__What to do__
Narrow the data below down to the lines containing "Director".

__Information provided__

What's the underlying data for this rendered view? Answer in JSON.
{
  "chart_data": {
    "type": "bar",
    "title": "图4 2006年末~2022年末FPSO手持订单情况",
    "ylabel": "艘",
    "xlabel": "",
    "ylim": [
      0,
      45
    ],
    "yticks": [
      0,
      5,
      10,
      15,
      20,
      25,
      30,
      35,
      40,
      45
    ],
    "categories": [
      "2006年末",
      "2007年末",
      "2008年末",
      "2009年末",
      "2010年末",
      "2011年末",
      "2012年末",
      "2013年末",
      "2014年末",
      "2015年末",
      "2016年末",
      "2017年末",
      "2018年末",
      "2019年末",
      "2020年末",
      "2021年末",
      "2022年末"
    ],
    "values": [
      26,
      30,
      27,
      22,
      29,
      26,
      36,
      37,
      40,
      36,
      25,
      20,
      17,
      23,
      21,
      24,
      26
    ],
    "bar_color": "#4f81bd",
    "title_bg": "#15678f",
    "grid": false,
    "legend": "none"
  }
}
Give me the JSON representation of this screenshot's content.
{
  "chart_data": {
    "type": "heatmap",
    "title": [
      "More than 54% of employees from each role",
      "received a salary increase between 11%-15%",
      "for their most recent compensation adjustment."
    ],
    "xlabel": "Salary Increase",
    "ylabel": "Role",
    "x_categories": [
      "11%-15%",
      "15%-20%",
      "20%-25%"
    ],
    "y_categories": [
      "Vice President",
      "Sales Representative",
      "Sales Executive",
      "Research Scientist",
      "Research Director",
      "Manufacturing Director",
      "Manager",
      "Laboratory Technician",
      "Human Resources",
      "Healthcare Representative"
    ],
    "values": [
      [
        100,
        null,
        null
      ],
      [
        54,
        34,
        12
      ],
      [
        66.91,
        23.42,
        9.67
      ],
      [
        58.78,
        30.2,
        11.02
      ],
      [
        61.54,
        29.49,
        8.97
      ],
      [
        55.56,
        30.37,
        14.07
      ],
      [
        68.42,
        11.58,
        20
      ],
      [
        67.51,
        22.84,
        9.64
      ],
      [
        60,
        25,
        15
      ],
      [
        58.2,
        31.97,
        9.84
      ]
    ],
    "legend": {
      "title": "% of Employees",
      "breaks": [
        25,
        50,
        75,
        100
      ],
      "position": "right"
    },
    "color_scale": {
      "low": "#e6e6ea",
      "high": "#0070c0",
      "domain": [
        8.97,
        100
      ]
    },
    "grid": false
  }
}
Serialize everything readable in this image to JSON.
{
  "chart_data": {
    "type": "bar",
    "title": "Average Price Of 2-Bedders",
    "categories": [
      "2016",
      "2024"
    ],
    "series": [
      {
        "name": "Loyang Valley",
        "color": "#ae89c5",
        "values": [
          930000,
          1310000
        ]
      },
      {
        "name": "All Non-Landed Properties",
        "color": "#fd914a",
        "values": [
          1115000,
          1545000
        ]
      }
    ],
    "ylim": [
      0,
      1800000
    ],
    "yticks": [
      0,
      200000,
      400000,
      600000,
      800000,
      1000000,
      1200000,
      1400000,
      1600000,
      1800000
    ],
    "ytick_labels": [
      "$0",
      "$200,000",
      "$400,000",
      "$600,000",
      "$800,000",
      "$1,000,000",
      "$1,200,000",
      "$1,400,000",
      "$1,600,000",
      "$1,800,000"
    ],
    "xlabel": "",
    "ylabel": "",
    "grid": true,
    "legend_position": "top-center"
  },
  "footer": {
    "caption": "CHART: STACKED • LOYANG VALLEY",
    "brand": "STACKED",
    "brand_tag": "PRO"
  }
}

__Worked answer__
      "Research Director",
      "Manufacturing Director",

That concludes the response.